[Data records]

================================

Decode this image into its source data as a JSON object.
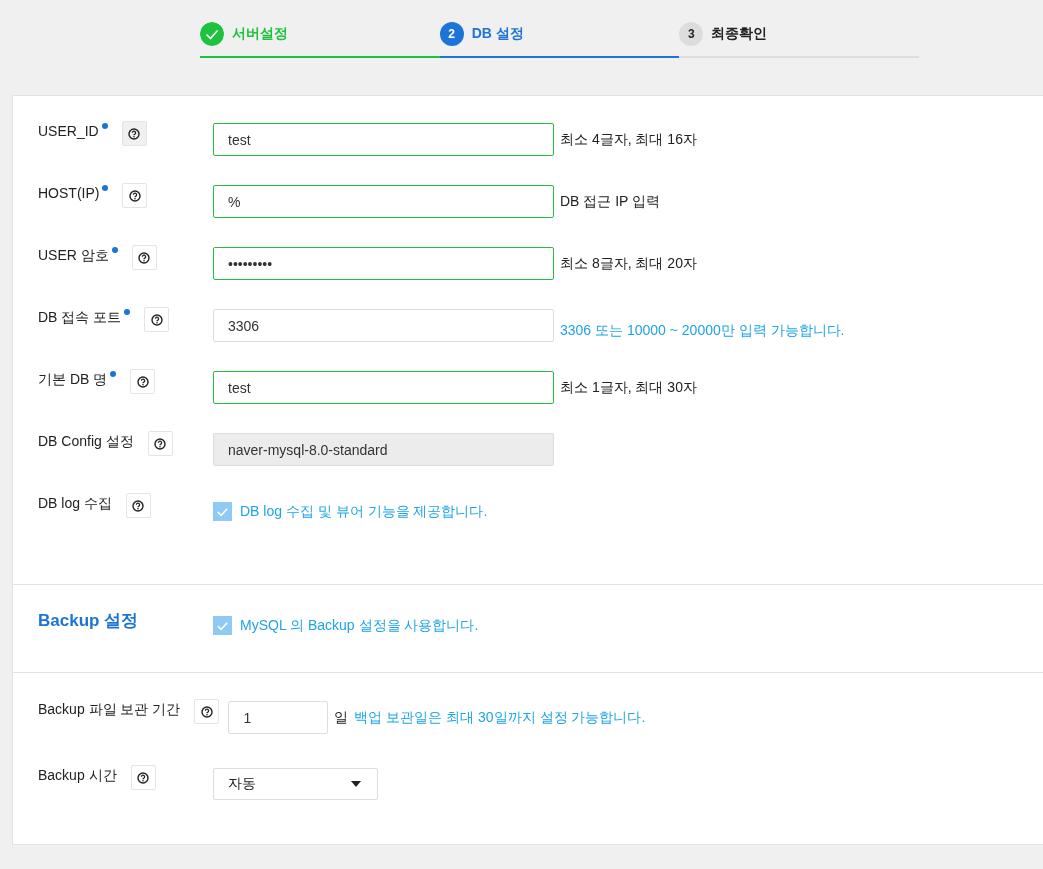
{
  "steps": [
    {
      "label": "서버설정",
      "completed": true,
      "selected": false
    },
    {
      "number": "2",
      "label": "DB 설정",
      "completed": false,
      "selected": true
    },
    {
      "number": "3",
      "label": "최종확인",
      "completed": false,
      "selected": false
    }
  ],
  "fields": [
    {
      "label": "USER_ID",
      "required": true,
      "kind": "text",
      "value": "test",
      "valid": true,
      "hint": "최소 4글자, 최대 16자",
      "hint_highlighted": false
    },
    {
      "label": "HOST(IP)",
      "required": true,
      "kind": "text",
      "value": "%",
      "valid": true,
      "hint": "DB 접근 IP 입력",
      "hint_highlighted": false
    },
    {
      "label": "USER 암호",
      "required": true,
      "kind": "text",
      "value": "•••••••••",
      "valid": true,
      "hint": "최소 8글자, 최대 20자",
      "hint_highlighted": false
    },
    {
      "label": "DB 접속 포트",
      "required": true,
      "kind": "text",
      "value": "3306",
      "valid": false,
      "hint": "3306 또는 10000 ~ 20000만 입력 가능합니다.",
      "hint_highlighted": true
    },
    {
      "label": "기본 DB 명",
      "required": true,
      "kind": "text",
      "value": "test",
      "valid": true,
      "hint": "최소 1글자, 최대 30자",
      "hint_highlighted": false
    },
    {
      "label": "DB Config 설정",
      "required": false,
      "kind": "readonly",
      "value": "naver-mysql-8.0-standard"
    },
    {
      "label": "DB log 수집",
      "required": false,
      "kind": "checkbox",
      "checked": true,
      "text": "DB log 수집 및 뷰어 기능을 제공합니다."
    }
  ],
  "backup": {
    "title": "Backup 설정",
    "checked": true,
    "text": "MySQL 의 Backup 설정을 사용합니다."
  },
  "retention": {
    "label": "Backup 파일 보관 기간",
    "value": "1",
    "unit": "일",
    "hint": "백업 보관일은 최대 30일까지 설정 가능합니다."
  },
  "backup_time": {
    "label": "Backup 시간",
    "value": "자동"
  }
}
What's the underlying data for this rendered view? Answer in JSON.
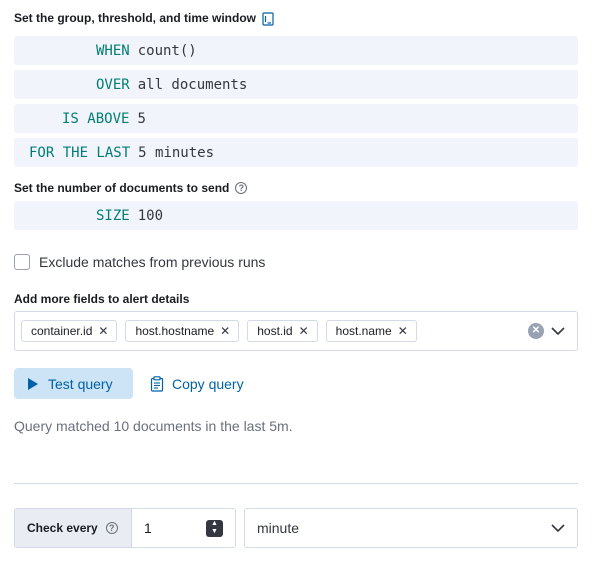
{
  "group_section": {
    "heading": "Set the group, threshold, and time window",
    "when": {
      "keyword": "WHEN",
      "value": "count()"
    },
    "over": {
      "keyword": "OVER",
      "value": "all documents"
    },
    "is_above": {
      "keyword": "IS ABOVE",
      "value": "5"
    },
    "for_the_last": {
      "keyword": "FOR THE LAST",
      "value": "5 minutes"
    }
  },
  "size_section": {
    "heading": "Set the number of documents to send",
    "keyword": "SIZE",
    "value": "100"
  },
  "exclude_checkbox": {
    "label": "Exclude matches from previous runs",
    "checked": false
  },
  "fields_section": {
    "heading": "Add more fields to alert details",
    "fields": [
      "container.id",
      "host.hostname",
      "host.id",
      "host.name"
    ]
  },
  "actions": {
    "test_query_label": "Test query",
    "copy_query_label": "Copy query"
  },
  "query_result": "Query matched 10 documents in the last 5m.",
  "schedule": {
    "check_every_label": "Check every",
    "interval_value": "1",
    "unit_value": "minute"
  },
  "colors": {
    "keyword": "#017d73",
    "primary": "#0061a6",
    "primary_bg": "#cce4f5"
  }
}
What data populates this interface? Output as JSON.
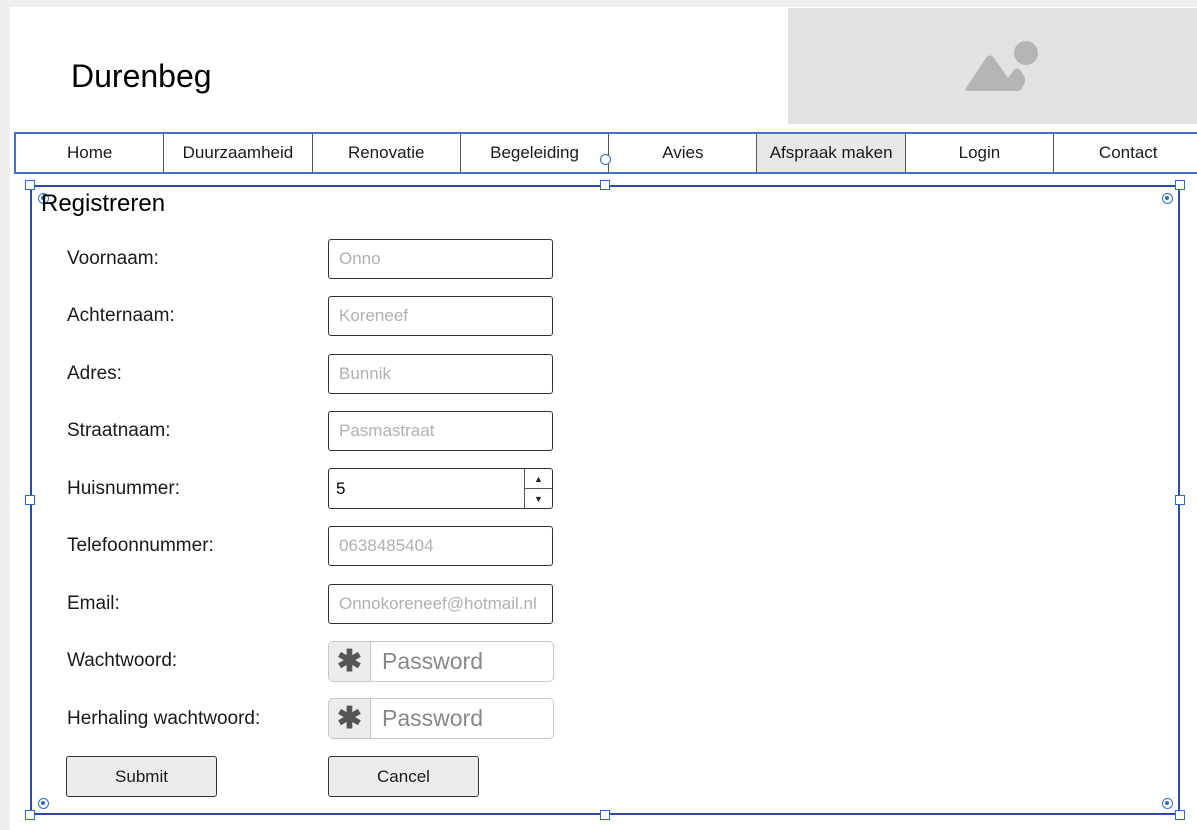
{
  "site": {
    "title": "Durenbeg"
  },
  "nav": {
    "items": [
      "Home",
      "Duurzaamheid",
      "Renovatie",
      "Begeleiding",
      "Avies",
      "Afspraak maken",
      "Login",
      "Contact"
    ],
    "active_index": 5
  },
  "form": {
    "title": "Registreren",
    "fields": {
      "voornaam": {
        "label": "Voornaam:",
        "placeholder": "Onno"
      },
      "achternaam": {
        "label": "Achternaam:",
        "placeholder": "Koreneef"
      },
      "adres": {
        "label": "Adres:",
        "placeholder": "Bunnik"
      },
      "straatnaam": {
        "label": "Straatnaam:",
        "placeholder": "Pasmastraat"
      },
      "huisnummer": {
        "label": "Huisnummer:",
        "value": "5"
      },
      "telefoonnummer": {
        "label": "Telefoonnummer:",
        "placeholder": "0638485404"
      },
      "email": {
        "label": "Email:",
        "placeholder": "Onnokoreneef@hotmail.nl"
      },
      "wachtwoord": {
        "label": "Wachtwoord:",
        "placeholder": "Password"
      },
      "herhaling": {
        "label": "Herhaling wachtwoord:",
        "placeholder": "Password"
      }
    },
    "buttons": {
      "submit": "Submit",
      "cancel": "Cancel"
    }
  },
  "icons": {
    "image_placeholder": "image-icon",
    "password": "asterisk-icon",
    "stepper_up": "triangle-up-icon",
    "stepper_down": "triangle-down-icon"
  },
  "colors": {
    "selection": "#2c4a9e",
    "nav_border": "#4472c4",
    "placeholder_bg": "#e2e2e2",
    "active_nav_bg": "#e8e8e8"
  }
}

================================

INSTRUCTIONS TO FOLLOW:
Except for the pictures, copy the material above exactly.

EXERCISE SOLUTION:
Decode this image into its source data as a JSON object.
{
  "steps": [
    {
      "label": "서버설정",
      "completed": true,
      "selected": false
    },
    {
      "number": "2",
      "label": "DB 설정",
      "completed": false,
      "selected": true
    },
    {
      "number": "3",
      "label": "최종확인",
      "completed": false,
      "selected": false
    }
  ],
  "fields": [
    {
      "label": "USER_ID",
      "required": true,
      "kind": "text",
      "value": "test",
      "valid": true,
      "hint": "최소 4글자, 최대 16자",
      "hint_highlighted": false
    },
    {
      "label": "HOST(IP)",
      "required": true,
      "kind": "text",
      "value": "%",
      "valid": true,
      "hint": "DB 접근 IP 입력",
      "hint_highlighted": false
    },
    {
      "label": "USER 암호",
      "required": true,
      "kind": "text",
      "value": "•••••••••",
      "valid": true,
      "hint": "최소 8글자, 최대 20자",
      "hint_highlighted": false
    },
    {
      "label": "DB 접속 포트",
      "required": true,
      "kind": "text",
      "value": "3306",
      "valid": false,
      "hint": "3306 또는 10000 ~ 20000만 입력 가능합니다.",
      "hint_highlighted": true
    },
    {
      "label": "기본 DB 명",
      "required": true,
      "kind": "text",
      "value": "test",
      "valid": true,
      "hint": "최소 1글자, 최대 30자",
      "hint_highlighted": false
    },
    {
      "label": "DB Config 설정",
      "required": false,
      "kind": "readonly",
      "value": "naver-mysql-8.0-standard"
    },
    {
      "label": "DB log 수집",
      "required": false,
      "kind": "checkbox",
      "checked": true,
      "text": "DB log 수집 및 뷰어 기능을 제공합니다."
    }
  ],
  "backup": {
    "title": "Backup 설정",
    "checked": true,
    "text": "MySQL 의 Backup 설정을 사용합니다."
  },
  "retention": {
    "label": "Backup 파일 보관 기간",
    "value": "1",
    "unit": "일",
    "hint": "백업 보관일은 최대 30일까지 설정 가능합니다."
  },
  "backup_time": {
    "label": "Backup 시간",
    "value": "자동"
  }
}
What's the underlying data for this rendered view? Answer in JSON.
{
  "group_section": {
    "heading": "Set the group, threshold, and time window",
    "when": {
      "keyword": "WHEN",
      "value": "count()"
    },
    "over": {
      "keyword": "OVER",
      "value": "all documents"
    },
    "is_above": {
      "keyword": "IS ABOVE",
      "value": "5"
    },
    "for_the_last": {
      "keyword": "FOR THE LAST",
      "value": "5 minutes"
    }
  },
  "size_section": {
    "heading": "Set the number of documents to send",
    "keyword": "SIZE",
    "value": "100"
  },
  "exclude_checkbox": {
    "label": "Exclude matches from previous runs",
    "checked": false
  },
  "fields_section": {
    "heading": "Add more fields to alert details",
    "fields": [
      "container.id",
      "host.hostname",
      "host.id",
      "host.name"
    ]
  },
  "actions": {
    "test_query_label": "Test query",
    "copy_query_label": "Copy query"
  },
  "query_result": "Query matched 10 documents in the last 5m.",
  "schedule": {
    "check_every_label": "Check every",
    "interval_value": "1",
    "unit_value": "minute"
  },
  "colors": {
    "keyword": "#017d73",
    "primary": "#0061a6",
    "primary_bg": "#cce4f5"
  }
}
What data populates this interface? Output as JSON.
{
  "site": {
    "title": "Durenbeg"
  },
  "nav": {
    "items": [
      "Home",
      "Duurzaamheid",
      "Renovatie",
      "Begeleiding",
      "Avies",
      "Afspraak maken",
      "Login",
      "Contact"
    ],
    "active_index": 5
  },
  "form": {
    "title": "Registreren",
    "fields": {
      "voornaam": {
        "label": "Voornaam:",
        "placeholder": "Onno"
      },
      "achternaam": {
        "label": "Achternaam:",
        "placeholder": "Koreneef"
      },
      "adres": {
        "label": "Adres:",
        "placeholder": "Bunnik"
      },
      "straatnaam": {
        "label": "Straatnaam:",
        "placeholder": "Pasmastraat"
      },
      "huisnummer": {
        "label": "Huisnummer:",
        "value": "5"
      },
      "telefoonnummer": {
        "label": "Telefoonnummer:",
        "placeholder": "0638485404"
      },
      "email": {
        "label": "Email:",
        "placeholder": "Onnokoreneef@hotmail.nl"
      },
      "wachtwoord": {
        "label": "Wachtwoord:",
        "placeholder": "Password"
      },
      "herhaling": {
        "label": "Herhaling wachtwoord:",
        "placeholder": "Password"
      }
    },
    "buttons": {
      "submit": "Submit",
      "cancel": "Cancel"
    }
  },
  "icons": {
    "image_placeholder": "image-icon",
    "password": "asterisk-icon",
    "stepper_up": "triangle-up-icon",
    "stepper_down": "triangle-down-icon"
  },
  "colors": {
    "selection": "#2c4a9e",
    "nav_border": "#4472c4",
    "placeholder_bg": "#e2e2e2",
    "active_nav_bg": "#e8e8e8"
  }
}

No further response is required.